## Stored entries
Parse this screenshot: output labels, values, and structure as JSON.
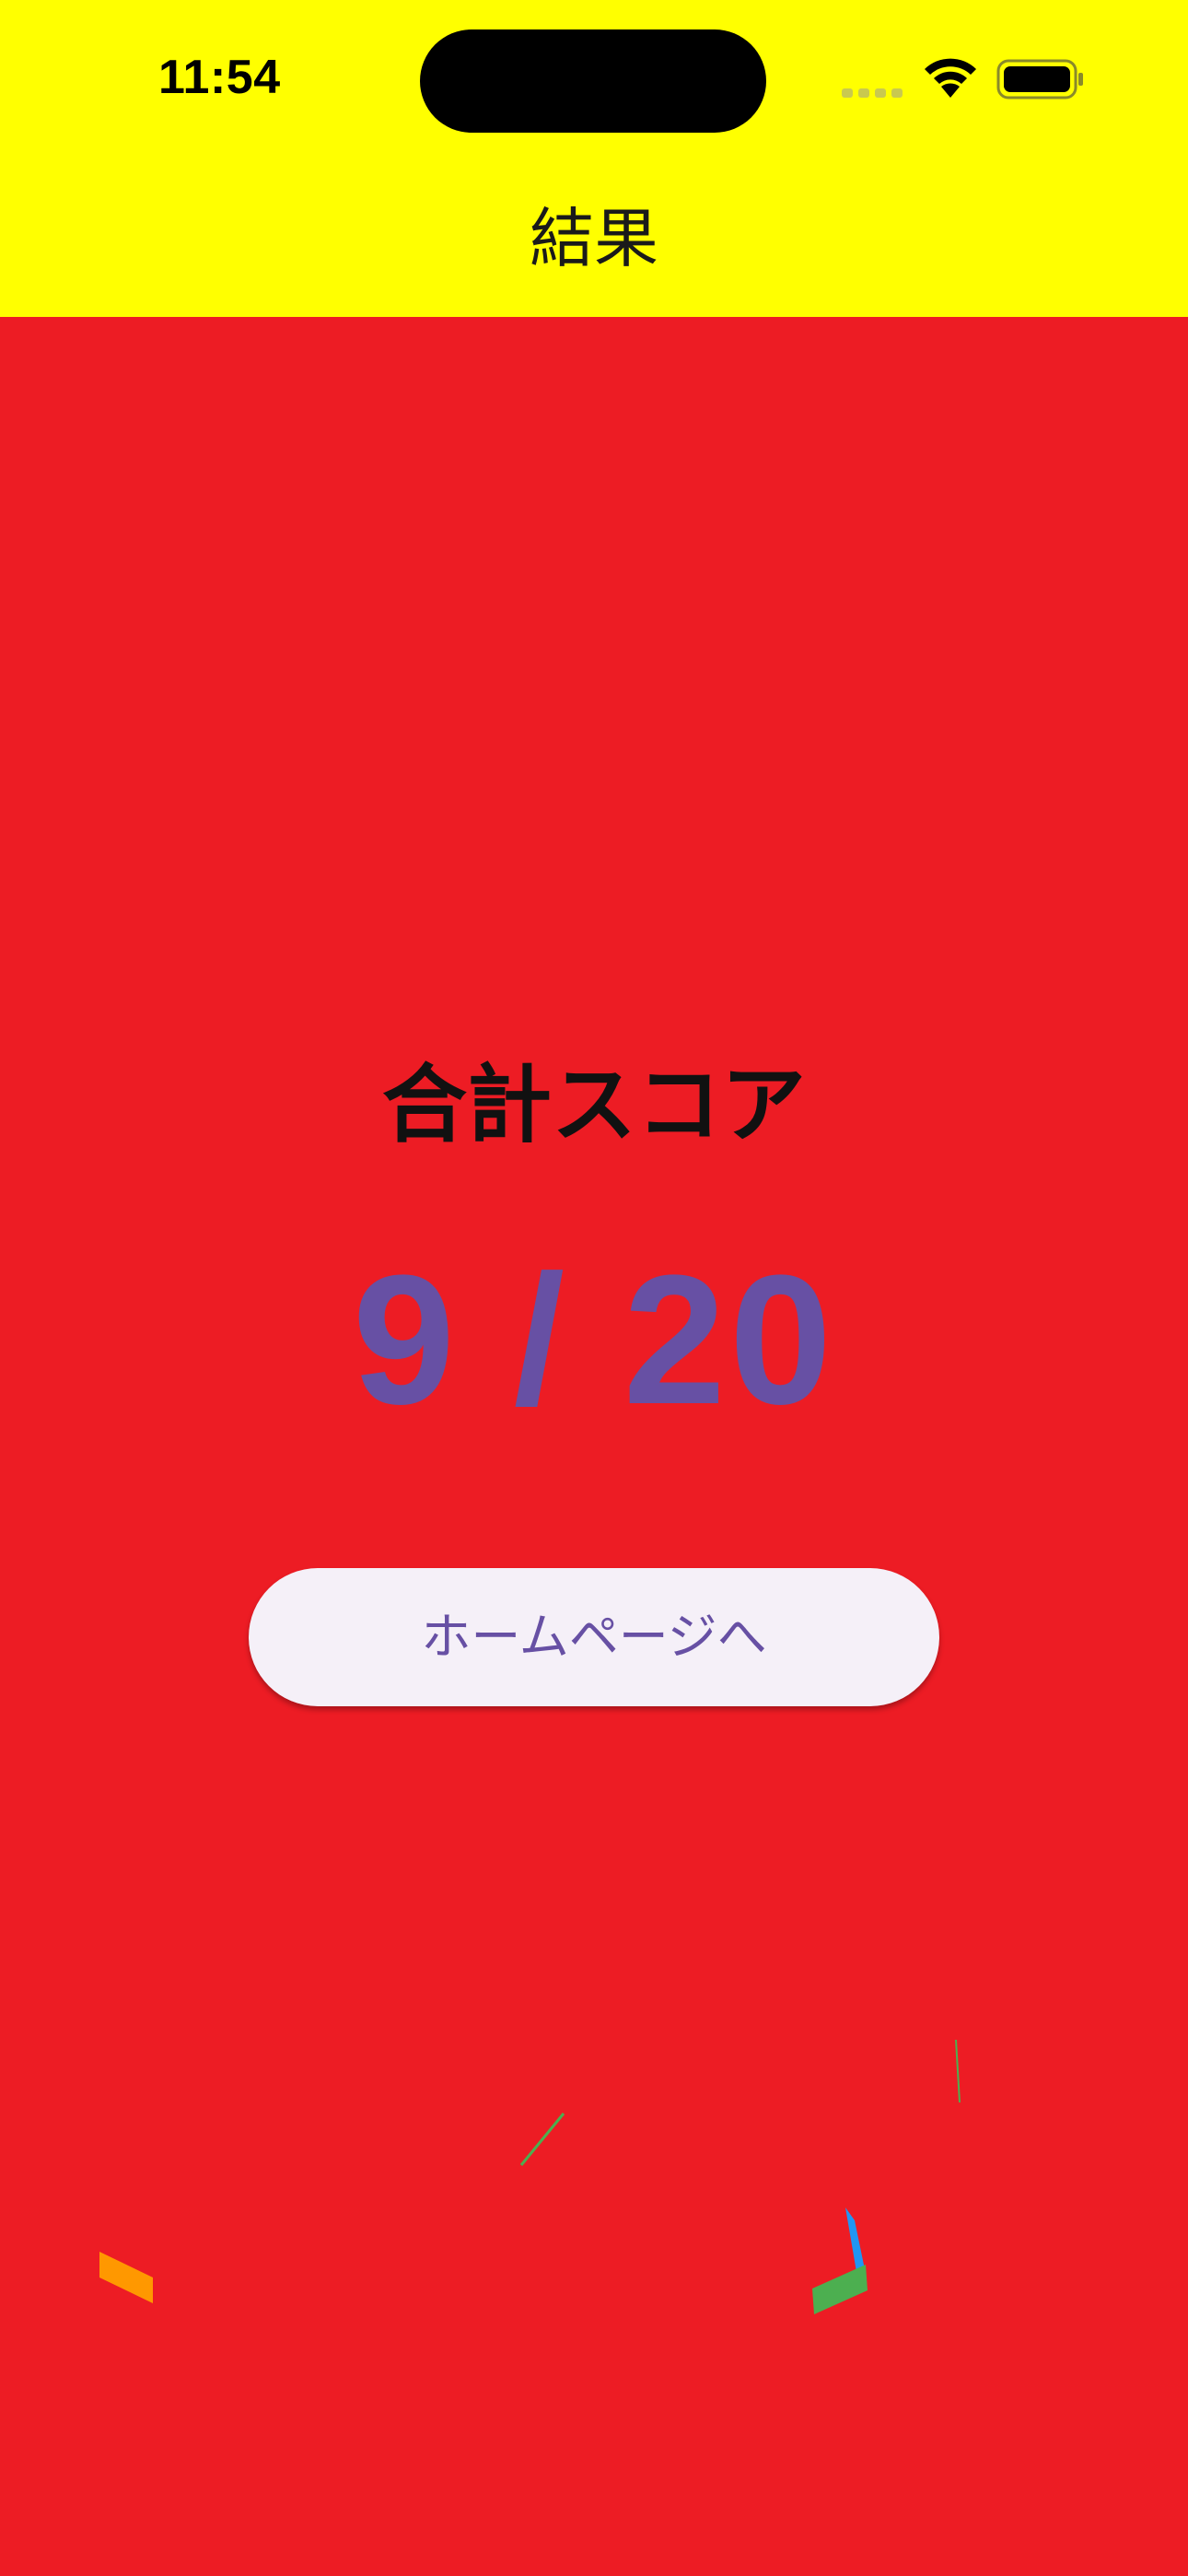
{
  "status_bar": {
    "time": "11:54"
  },
  "app_bar": {
    "title": "結果",
    "background": "#FFFF00"
  },
  "result": {
    "score_label": "合計スコア",
    "score_value": "9 / 20",
    "score": 9,
    "total": 20,
    "score_color": "#6750A4"
  },
  "actions": {
    "home_button_label": "ホームページへ"
  },
  "theme": {
    "page_background": "#ED1C24",
    "button_background": "#F5F0F8"
  },
  "confetti_colors": [
    "#FF9800",
    "#4CAF50",
    "#2196F3",
    "#8BC34A"
  ]
}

## WHAT YOU ARE ASKED TO DO
The records above need to be given again exactly. Omit the pictures.

## FINAL RESULT
Parse this screenshot: output labels, values, and structure as JSON.
{
  "status_bar": {
    "time": "11:54"
  },
  "app_bar": {
    "title": "結果",
    "background": "#FFFF00"
  },
  "result": {
    "score_label": "合計スコア",
    "score_value": "9 / 20",
    "score": 9,
    "total": 20,
    "score_color": "#6750A4"
  },
  "actions": {
    "home_button_label": "ホームページへ"
  },
  "theme": {
    "page_background": "#ED1C24",
    "button_background": "#F5F0F8"
  },
  "confetti_colors": [
    "#FF9800",
    "#4CAF50",
    "#2196F3",
    "#8BC34A"
  ]
}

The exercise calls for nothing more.